* Begin Task inputs *

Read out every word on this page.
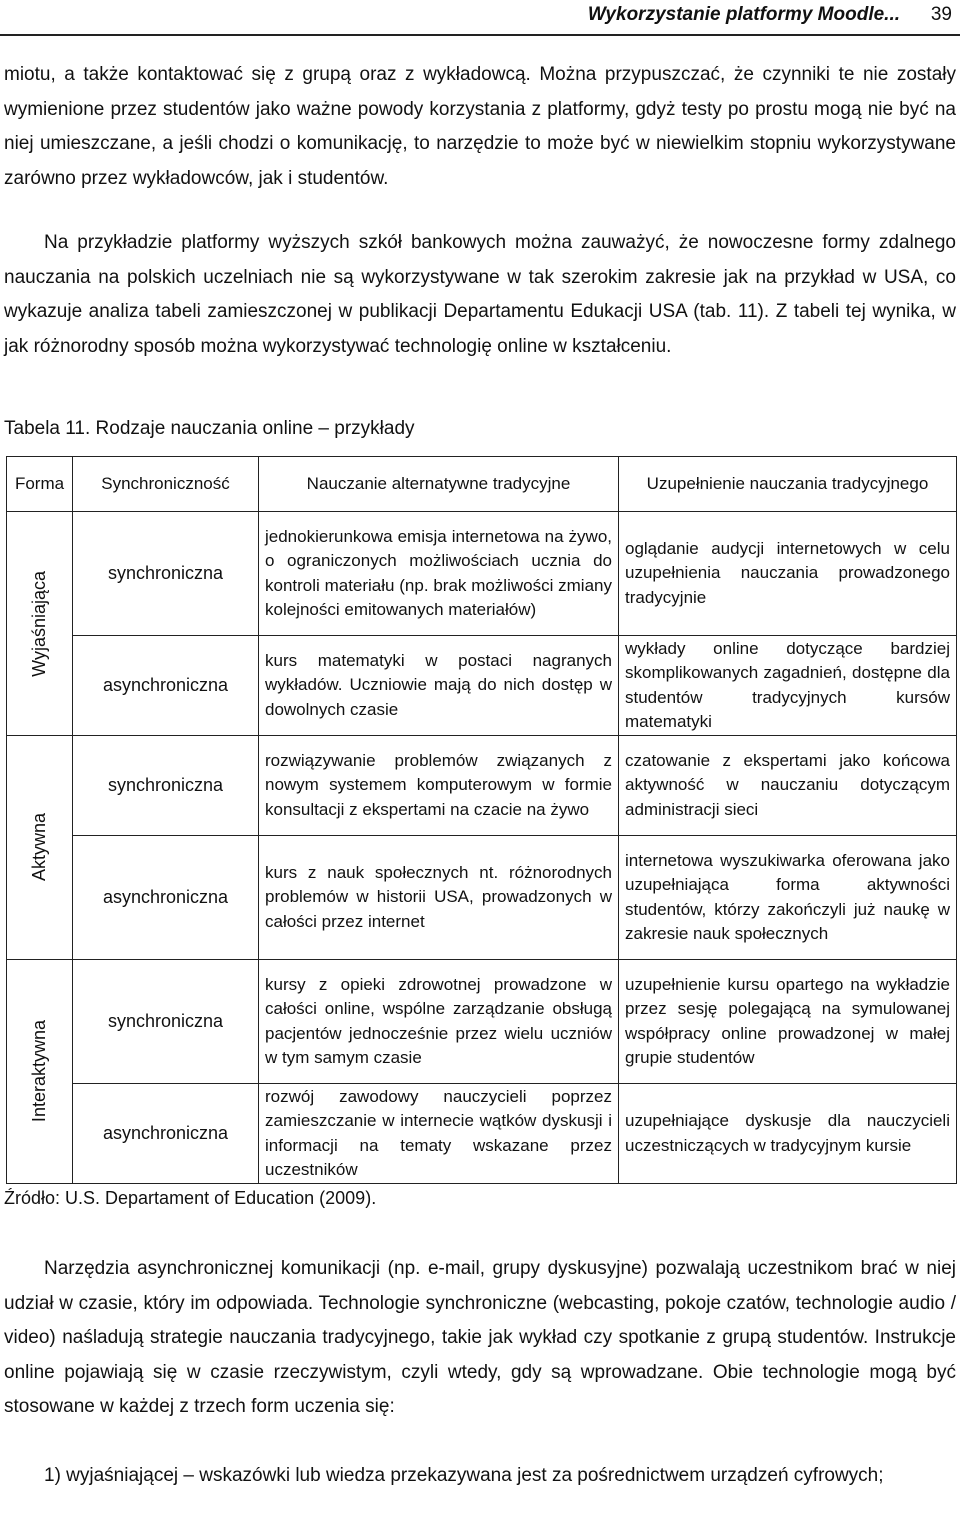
Wykorzystanie platformy Moodle... 39

miotu, a także kontaktować się z grupą oraz z wykładowcą. Można przypuszczać, że czynniki te nie zostały wymienione przez studentów jako ważne powody korzystania z platformy, gdyż testy po prostu mogą nie być na niej umieszczane, a jeśli chodzi o komunikację, to narzędzie to może być w niewielkim stopniu wykorzystywane zarówno przez wykładowców, jak i studentów.

Na przykładzie platformy wyższych szkół bankowych można zauważyć, że nowoczesne formy zdalnego nauczania na polskich uczelniach nie są wykorzystywane w tak szerokim zakresie jak na przykład w USA, co wykazuje analiza tabeli zamieszczonej w publikacji Departamentu Edukacji USA (tab. 11). Z tabeli tej wynika, w jak różnorodny sposób można wykorzystywać technologię online w kształceniu.

Tabela 11. Rodzaje nauczania online – przykłady

Forma	Synchroniczność	Nauczanie alternatywne tradycyjne	Uzupełnienie nauczania tradycyjnego

Wyjaśniająca	synchroniczna	jednokierunkowa emisja internetowa na żywo, o ograniczonych możliwościach ucznia do kontroli materiału (np. brak możliwości zmiany kolejności emitowanych materiałów)	oglądanie audycji internetowych w celu uzupełnienia nauczania prowadzonego tradycyjnie
	asynchroniczna	kurs matematyki w postaci nagranych wykładów. Uczniowie mają do nich dostęp w dowolnych czasie	wykłady online dotyczące bardziej skomplikowanych zagadnień, dostępne dla studentów tradycyjnych kursów matematyki

Aktywna	synchroniczna	rozwiązywanie problemów związanych z nowym systemem komputerowym w formie konsultacji z ekspertami na czacie na żywo	czatowanie z ekspertami jako końcowa aktywność w nauczaniu dotyczącym administracji sieci
	asynchroniczna	kurs z nauk społecznych nt. różnorodnych problemów w historii USA, prowadzonych w całości przez internet	internetowa wyszukiwarka oferowana jako uzupełniająca forma aktywności studentów, którzy zakończyli już naukę w zakresie nauk społecznych

Interaktywna	synchroniczna	kursy z opieki zdrowotnej prowadzone w całości online, wspólne zarządzanie obsługą pacjentów jednocześnie przez wielu uczniów w tym samym czasie	uzupełnienie kursu opartego na wykładzie przez sesję polegającą na symulowanej współpracy online prowadzonej w małej grupie studentów
	asynchroniczna	rozwój zawodowy nauczycieli poprzez zamieszczanie w internecie wątków dyskusji i informacji na tematy wskazane przez uczestników	uzupełniające dyskusje dla nauczycieli uczestniczących w tradycyjnym kursie

Źródło: U.S. Departament of Education (2009).

Narzędzia asynchronicznej komunikacji (np. e-mail, grupy dyskusyjne) pozwalają uczestnikom brać w niej udział w czasie, który im odpowiada. Technologie synchroniczne (webcasting, pokoje czatów, technologie audio / video) naśladują strategie nauczania tradycyjnego, takie jak wykład czy spotkanie z grupą studentów. Instrukcje online pojawiają się w czasie rzeczywistym, czyli wtedy, gdy są wprowadzane. Obie technologie mogą być stosowane w każdej z trzech form uczenia się:

1) wyjaśniającej – wskazówki lub wiedza przekazywana jest za pośrednictwem urządzeń cyfrowych;
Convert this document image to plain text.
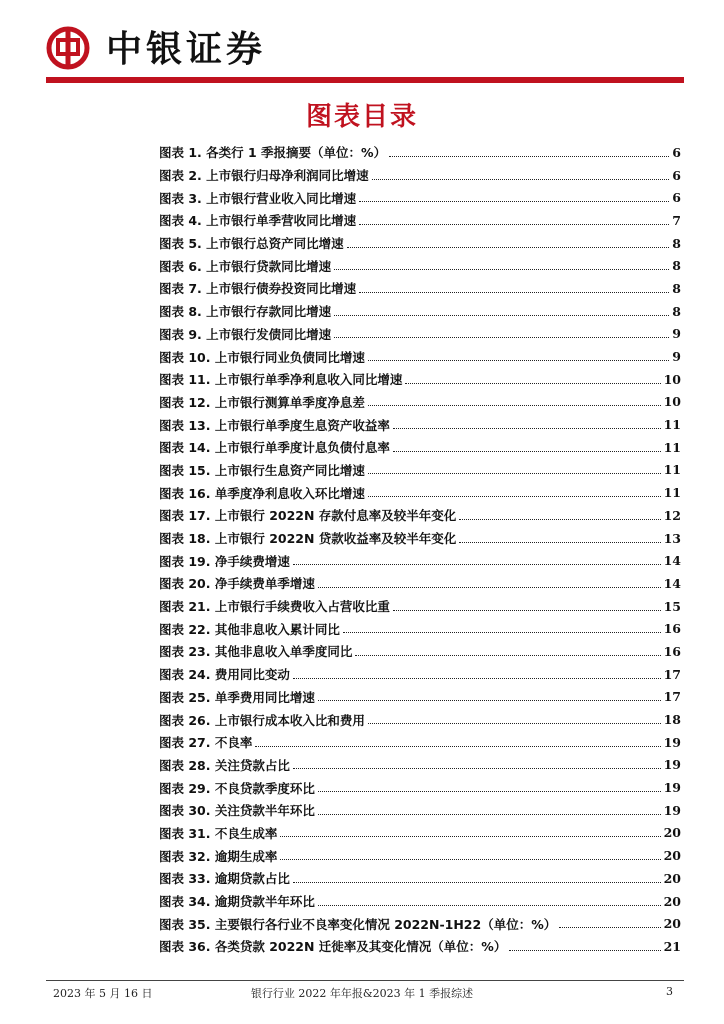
中银证券
图表目录
图表 1. 各类行 1 季报摘要（单位：%）	6
图表 2. 上市银行归母净利润同比增速	6
图表 3. 上市银行营业收入同比增速	6
图表 4. 上市银行单季营收同比增速	7
图表 5. 上市银行总资产同比增速	8
图表 6. 上市银行贷款同比增速	8
图表 7. 上市银行债券投资同比增速	8
图表 8. 上市银行存款同比增速	8
图表 9. 上市银行发债同比增速	9
图表 10. 上市银行同业负债同比增速	9
图表 11. 上市银行单季净利息收入同比增速	10
图表 12. 上市银行测算单季度净息差	10
图表 13. 上市银行单季度生息资产收益率	11
图表 14. 上市银行单季度计息负债付息率	11
图表 15. 上市银行生息资产同比增速	11
图表 16. 单季度净利息收入环比增速	11
图表 17. 上市银行 2022N 存款付息率及较半年变化	12
图表 18. 上市银行 2022N 贷款收益率及较半年变化	13
图表 19. 净手续费增速	14
图表 20. 净手续费单季增速	14
图表 21. 上市银行手续费收入占营收比重	15
图表 22. 其他非息收入累计同比	16
图表 23. 其他非息收入单季度同比	16
图表 24. 费用同比变动	17
图表 25. 单季费用同比增速	17
图表 26. 上市银行成本收入比和费用	18
图表 27. 不良率	19
图表 28. 关注贷款占比	19
图表 29. 不良贷款季度环比	19
图表 30. 关注贷款半年环比	19
图表 31. 不良生成率	20
图表 32. 逾期生成率	20
图表 33. 逾期贷款占比	20
图表 34. 逾期贷款半年环比	20
图表 35. 主要银行各行业不良率变化情况 2022N-1H22（单位：%）	20
图表 36. 各类贷款 2022N 迁徙率及其变化情况（单位：%）	21
2023 年 5 月 16 日	银行行业 2022 年年报&2023 年 1 季报综述	3
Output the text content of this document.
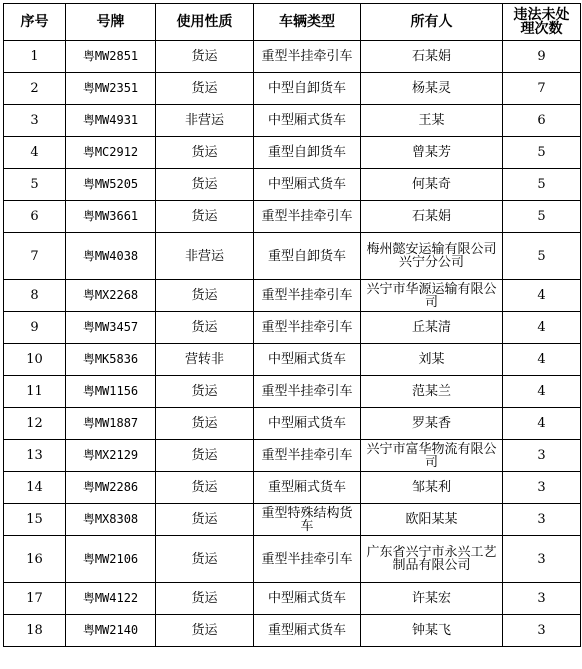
序号	号牌	使用性质	车辆类型	所有人	违法未处理次数
1	粤MW2851	货运	重型半挂牵引车	石某娟	9
2	粤MW2351	货运	中型自卸货车	杨某灵	7
3	粤MW4931	非营运	中型厢式货车	王某	6
4	粤MC2912	货运	重型自卸货车	曾某芳	5
5	粤MW5205	货运	中型厢式货车	何某奇	5
6	粤MW3661	货运	重型半挂牵引车	石某娟	5
7	粤MW4038	非营运	重型自卸货车	梅州懿安运输有限公司兴宁分公司	5
8	粤MX2268	货运	重型半挂牵引车	兴宁市华源运输有限公司	4
9	粤MW3457	货运	重型半挂牵引车	丘某清	4
10	粤MK5836	营转非	中型厢式货车	刘某	4
11	粤MW1156	货运	重型半挂牵引车	范某兰	4
12	粤MW1887	货运	中型厢式货车	罗某香	4
13	粤MX2129	货运	重型半挂牵引车	兴宁市富华物流有限公司	3
14	粤MW2286	货运	重型厢式货车	邹某利	3
15	粤MX8308	货运	重型特殊结构货车	欧阳某某	3
16	粤MW2106	货运	重型半挂牵引车	广东省兴宁市永兴工艺制品有限公司	3
17	粤MW4122	货运	中型厢式货车	许某宏	3
18	粤MW2140	货运	重型厢式货车	钟某飞	3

* End Task inputs *

▶ Exercise aim:
Reproduce each record from above exactly; pictures do not belong in the copy.

▶ Response to the task:
Read out every word on this page.
Wykorzystanie platformy Moodle... 39

miotu, a także kontaktować się z grupą oraz z wykładowcą. Można przypuszczać, że czynniki te nie zostały wymienione przez studentów jako ważne powody korzystania z platformy, gdyż testy po prostu mogą nie być na niej umieszczane, a jeśli chodzi o komunikację, to narzędzie to może być w niewielkim stopniu wykorzystywane zarówno przez wykładowców, jak i studentów.

Na przykładzie platformy wyższych szkół bankowych można zauważyć, że nowoczesne formy zdalnego nauczania na polskich uczelniach nie są wykorzystywane w tak szerokim zakresie jak na przykład w USA, co wykazuje analiza tabeli zamieszczonej w publikacji Departamentu Edukacji USA (tab. 11). Z tabeli tej wynika, w jak różnorodny sposób można wykorzystywać technologię online w kształceniu.

Tabela 11. Rodzaje nauczania online – przykłady

Forma	Synchroniczność	Nauczanie alternatywne tradycyjne	Uzupełnienie nauczania tradycyjnego

Wyjaśniająca	synchroniczna	jednokierunkowa emisja internetowa na żywo, o ograniczonych możliwościach ucznia do kontroli materiału (np. brak możliwości zmiany kolejności emitowanych materiałów)	oglądanie audycji internetowych w celu uzupełnienia nauczania prowadzonego tradycyjnie
	asynchroniczna	kurs matematyki w postaci nagranych wykładów. Uczniowie mają do nich dostęp w dowolnych czasie	wykłady online dotyczące bardziej skomplikowanych zagadnień, dostępne dla studentów tradycyjnych kursów matematyki

Aktywna	synchroniczna	rozwiązywanie problemów związanych z nowym systemem komputerowym w formie konsultacji z ekspertami na czacie na żywo	czatowanie z ekspertami jako końcowa aktywność w nauczaniu dotyczącym administracji sieci
	asynchroniczna	kurs z nauk społecznych nt. różnorodnych problemów w historii USA, prowadzonych w całości przez internet	internetowa wyszukiwarka oferowana jako uzupełniająca forma aktywności studentów, którzy zakończyli już naukę w zakresie nauk społecznych

Interaktywna	synchroniczna	kursy z opieki zdrowotnej prowadzone w całości online, wspólne zarządzanie obsługą pacjentów jednocześnie przez wielu uczniów w tym samym czasie	uzupełnienie kursu opartego na wykładzie przez sesję polegającą na symulowanej współpracy online prowadzonej w małej grupie studentów
	asynchroniczna	rozwój zawodowy nauczycieli poprzez zamieszczanie w internecie wątków dyskusji i informacji na tematy wskazane przez uczestników	uzupełniające dyskusje dla nauczycieli uczestniczących w tradycyjnym kursie

Źródło: U.S. Departament of Education (2009).

Narzędzia asynchronicznej komunikacji (np. e-mail, grupy dyskusyjne) pozwalają uczestnikom brać w niej udział w czasie, który im odpowiada. Technologie synchroniczne (webcasting, pokoje czatów, technologie audio / video) naśladują strategie nauczania tradycyjnego, takie jak wykład czy spotkanie z grupą studentów. Instrukcje online pojawiają się w czasie rzeczywistym, czyli wtedy, gdy są wprowadzane. Obie technologie mogą być stosowane w każdej z trzech form uczenia się:

1) wyjaśniającej – wskazówki lub wiedza przekazywana jest za pośrednictwem urządzeń cyfrowych;
Convert this document image to plain text.
中银证券
图表目录
图表 1. 各类行 1 季报摘要（单位：%）	6
图表 2. 上市银行归母净利润同比增速	6
图表 3. 上市银行营业收入同比增速	6
图表 4. 上市银行单季营收同比增速	7
图表 5. 上市银行总资产同比增速	8
图表 6. 上市银行贷款同比增速	8
图表 7. 上市银行债券投资同比增速	8
图表 8. 上市银行存款同比增速	8
图表 9. 上市银行发债同比增速	9
图表 10. 上市银行同业负债同比增速	9
图表 11. 上市银行单季净利息收入同比增速	10
图表 12. 上市银行测算单季度净息差	10
图表 13. 上市银行单季度生息资产收益率	11
图表 14. 上市银行单季度计息负债付息率	11
图表 15. 上市银行生息资产同比增速	11
图表 16. 单季度净利息收入环比增速	11
图表 17. 上市银行 2022N 存款付息率及较半年变化	12
图表 18. 上市银行 2022N 贷款收益率及较半年变化	13
图表 19. 净手续费增速	14
图表 20. 净手续费单季增速	14
图表 21. 上市银行手续费收入占营收比重	15
图表 22. 其他非息收入累计同比	16
图表 23. 其他非息收入单季度同比	16
图表 24. 费用同比变动	17
图表 25. 单季费用同比增速	17
图表 26. 上市银行成本收入比和费用	18
图表 27. 不良率	19
图表 28. 关注贷款占比	19
图表 29. 不良贷款季度环比	19
图表 30. 关注贷款半年环比	19
图表 31. 不良生成率	20
图表 32. 逾期生成率	20
图表 33. 逾期贷款占比	20
图表 34. 逾期贷款半年环比	20
图表 35. 主要银行各行业不良率变化情况 2022N-1H22（单位：%）	20
图表 36. 各类贷款 2022N 迁徙率及其变化情况（单位：%）	21
2023 年 5 月 16 日	银行行业 2022 年年报&2023 年 1 季报综述	3
Output the text content of this document.
序号	号牌	使用性质	车辆类型	所有人	违法未处理次数
1	粤MW2851	货运	重型半挂牵引车	石某娟	9
2	粤MW2351	货运	中型自卸货车	杨某灵	7
3	粤MW4931	非营运	中型厢式货车	王某	6
4	粤MC2912	货运	重型自卸货车	曾某芳	5
5	粤MW5205	货运	中型厢式货车	何某奇	5
6	粤MW3661	货运	重型半挂牵引车	石某娟	5
7	粤MW4038	非营运	重型自卸货车	梅州懿安运输有限公司兴宁分公司	5
8	粤MX2268	货运	重型半挂牵引车	兴宁市华源运输有限公司	4
9	粤MW3457	货运	重型半挂牵引车	丘某清	4
10	粤MK5836	营转非	中型厢式货车	刘某	4
11	粤MW1156	货运	重型半挂牵引车	范某兰	4
12	粤MW1887	货运	中型厢式货车	罗某香	4
13	粤MX2129	货运	重型半挂牵引车	兴宁市富华物流有限公司	3
14	粤MW2286	货运	重型厢式货车	邹某利	3
15	粤MX8308	货运	重型特殊结构货车	欧阳某某	3
16	粤MW2106	货运	重型半挂牵引车	广东省兴宁市永兴工艺制品有限公司	3
17	粤MW4122	货运	中型厢式货车	许某宏	3
18	粤MW2140	货运	重型厢式货车	钟某飞	3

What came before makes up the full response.